GIVEN ENTRIES –
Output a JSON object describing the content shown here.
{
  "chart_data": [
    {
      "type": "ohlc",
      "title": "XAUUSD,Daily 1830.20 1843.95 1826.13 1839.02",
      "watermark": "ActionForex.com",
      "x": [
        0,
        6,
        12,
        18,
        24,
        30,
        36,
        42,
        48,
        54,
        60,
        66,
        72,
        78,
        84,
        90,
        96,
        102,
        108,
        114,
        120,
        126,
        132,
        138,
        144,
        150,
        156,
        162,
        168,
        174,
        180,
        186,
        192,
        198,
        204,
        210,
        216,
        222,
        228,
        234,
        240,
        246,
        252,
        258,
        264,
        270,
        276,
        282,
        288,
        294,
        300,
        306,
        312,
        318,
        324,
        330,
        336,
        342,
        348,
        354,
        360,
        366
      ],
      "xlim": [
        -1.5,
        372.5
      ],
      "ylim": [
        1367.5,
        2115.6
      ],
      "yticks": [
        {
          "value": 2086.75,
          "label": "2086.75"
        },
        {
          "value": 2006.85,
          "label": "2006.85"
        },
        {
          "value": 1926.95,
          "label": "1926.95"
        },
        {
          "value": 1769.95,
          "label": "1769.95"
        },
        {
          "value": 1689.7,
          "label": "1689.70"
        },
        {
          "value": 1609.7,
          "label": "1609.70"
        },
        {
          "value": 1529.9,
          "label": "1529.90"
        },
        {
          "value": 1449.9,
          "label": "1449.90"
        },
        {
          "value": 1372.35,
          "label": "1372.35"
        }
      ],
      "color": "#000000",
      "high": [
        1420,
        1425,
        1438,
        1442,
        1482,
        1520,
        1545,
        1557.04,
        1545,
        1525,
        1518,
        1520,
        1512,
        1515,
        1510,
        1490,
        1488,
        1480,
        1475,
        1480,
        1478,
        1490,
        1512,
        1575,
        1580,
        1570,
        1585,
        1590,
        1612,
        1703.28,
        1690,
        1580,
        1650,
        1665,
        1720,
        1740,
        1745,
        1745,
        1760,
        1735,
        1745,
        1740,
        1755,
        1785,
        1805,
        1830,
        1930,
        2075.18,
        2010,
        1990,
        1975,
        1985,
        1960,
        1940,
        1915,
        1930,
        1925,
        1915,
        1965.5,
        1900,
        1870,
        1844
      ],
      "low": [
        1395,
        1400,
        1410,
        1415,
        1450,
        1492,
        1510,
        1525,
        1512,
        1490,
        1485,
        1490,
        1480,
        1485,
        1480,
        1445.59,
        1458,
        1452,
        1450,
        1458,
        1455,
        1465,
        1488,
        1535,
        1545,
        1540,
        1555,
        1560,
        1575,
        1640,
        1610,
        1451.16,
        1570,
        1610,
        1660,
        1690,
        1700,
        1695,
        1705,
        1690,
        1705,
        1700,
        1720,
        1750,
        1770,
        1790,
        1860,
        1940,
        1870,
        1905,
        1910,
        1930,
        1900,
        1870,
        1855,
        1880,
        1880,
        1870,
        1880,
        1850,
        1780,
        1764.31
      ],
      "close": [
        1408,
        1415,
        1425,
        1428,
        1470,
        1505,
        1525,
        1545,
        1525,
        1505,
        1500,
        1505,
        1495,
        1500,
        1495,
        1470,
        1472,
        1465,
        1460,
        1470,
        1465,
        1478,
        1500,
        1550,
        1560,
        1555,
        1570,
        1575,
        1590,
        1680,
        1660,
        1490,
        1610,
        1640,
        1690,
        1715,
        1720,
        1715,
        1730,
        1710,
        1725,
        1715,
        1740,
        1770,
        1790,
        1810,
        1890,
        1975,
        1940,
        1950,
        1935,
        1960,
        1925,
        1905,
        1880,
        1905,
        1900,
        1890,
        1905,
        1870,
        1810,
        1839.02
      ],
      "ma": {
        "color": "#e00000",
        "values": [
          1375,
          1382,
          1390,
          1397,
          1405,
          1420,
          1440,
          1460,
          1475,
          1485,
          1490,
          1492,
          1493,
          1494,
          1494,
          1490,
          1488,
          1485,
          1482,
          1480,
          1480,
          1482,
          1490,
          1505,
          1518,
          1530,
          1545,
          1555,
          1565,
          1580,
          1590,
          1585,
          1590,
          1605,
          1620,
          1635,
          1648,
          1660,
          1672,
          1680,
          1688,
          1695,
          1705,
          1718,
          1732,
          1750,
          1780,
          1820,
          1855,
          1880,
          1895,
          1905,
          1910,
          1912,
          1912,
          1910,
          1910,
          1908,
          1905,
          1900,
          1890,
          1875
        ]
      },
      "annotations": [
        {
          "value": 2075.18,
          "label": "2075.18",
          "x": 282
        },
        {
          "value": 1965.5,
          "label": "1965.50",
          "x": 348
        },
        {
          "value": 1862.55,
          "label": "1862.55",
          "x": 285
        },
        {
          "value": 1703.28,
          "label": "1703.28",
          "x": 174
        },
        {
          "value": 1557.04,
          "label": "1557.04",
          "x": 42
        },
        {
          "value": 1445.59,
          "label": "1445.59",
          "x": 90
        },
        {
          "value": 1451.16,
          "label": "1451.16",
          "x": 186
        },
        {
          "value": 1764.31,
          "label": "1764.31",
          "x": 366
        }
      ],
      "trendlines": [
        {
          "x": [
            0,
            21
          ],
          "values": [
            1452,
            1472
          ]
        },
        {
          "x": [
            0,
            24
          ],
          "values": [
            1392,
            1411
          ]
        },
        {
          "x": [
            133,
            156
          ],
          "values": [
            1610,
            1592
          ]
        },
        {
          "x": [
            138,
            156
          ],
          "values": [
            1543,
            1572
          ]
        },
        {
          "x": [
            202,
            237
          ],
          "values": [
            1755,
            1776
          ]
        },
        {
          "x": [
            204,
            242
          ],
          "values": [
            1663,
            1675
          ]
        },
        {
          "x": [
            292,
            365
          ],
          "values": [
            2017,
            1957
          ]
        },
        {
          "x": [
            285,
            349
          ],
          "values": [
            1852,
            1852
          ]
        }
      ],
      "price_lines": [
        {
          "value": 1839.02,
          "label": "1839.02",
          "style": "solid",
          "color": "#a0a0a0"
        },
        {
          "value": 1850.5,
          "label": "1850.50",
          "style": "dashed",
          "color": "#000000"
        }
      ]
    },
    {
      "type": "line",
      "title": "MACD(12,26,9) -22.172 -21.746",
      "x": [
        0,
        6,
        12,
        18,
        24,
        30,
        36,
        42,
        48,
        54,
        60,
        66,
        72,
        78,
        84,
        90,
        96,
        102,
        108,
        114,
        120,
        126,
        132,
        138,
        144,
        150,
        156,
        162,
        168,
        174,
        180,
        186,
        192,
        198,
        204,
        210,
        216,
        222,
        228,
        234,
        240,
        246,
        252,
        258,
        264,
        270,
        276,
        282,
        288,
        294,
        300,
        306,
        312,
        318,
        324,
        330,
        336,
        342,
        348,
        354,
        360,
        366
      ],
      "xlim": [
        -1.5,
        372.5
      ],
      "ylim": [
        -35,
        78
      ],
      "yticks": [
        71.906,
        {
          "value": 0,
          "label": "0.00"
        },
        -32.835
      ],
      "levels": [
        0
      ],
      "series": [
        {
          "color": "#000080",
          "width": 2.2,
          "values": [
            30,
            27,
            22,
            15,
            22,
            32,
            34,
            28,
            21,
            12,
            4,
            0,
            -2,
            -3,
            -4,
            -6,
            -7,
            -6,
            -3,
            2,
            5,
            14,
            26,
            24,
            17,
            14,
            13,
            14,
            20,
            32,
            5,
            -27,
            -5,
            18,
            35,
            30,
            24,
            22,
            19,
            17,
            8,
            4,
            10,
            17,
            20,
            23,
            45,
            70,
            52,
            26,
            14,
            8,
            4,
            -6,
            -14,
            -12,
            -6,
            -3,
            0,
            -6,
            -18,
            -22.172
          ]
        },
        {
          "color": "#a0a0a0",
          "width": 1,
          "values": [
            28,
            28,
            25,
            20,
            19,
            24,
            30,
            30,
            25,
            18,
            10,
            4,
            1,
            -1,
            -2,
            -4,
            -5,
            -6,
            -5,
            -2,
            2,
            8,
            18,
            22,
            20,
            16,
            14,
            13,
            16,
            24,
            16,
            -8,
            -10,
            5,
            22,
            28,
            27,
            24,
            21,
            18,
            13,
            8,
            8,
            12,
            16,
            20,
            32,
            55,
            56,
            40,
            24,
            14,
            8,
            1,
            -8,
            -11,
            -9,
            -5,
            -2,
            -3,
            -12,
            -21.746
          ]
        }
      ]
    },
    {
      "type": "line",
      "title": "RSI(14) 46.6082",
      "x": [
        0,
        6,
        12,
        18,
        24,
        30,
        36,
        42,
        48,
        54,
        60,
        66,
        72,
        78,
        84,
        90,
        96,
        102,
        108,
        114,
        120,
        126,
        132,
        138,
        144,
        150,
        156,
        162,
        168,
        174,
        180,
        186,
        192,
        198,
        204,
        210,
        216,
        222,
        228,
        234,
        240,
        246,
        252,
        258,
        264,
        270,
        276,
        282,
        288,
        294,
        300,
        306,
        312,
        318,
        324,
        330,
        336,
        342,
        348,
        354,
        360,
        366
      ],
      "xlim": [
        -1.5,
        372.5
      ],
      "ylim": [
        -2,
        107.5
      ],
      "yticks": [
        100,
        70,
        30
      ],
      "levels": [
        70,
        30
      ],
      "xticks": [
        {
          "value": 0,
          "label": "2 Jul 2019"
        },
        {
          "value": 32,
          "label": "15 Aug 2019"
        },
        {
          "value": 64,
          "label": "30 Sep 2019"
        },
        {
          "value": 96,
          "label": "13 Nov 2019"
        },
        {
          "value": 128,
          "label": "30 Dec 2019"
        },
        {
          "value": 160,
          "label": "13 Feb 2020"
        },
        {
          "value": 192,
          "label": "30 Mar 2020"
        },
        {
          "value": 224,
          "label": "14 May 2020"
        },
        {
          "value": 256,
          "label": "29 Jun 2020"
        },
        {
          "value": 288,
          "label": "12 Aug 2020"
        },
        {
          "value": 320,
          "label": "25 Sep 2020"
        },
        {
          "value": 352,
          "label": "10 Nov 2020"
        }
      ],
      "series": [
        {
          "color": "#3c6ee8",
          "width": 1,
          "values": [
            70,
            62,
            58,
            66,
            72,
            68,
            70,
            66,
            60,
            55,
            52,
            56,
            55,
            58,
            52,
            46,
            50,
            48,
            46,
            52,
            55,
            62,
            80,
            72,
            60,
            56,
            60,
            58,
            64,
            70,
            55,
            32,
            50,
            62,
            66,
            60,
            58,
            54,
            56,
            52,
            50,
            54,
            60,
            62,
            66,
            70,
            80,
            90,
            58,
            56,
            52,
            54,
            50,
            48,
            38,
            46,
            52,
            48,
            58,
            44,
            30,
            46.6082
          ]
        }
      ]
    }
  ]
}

WHAT THIS TASK INVOLVES – Copy, from the material, each line that holds the string "color".

WRITTEN REPLY –
      "color": "#000000",
        "color": "#e00000",
          "color": "#a0a0a0"
          "color": "#000000"
          "color": "#000080",
          "color": "#a0a0a0",
          "color": "#3c6ee8",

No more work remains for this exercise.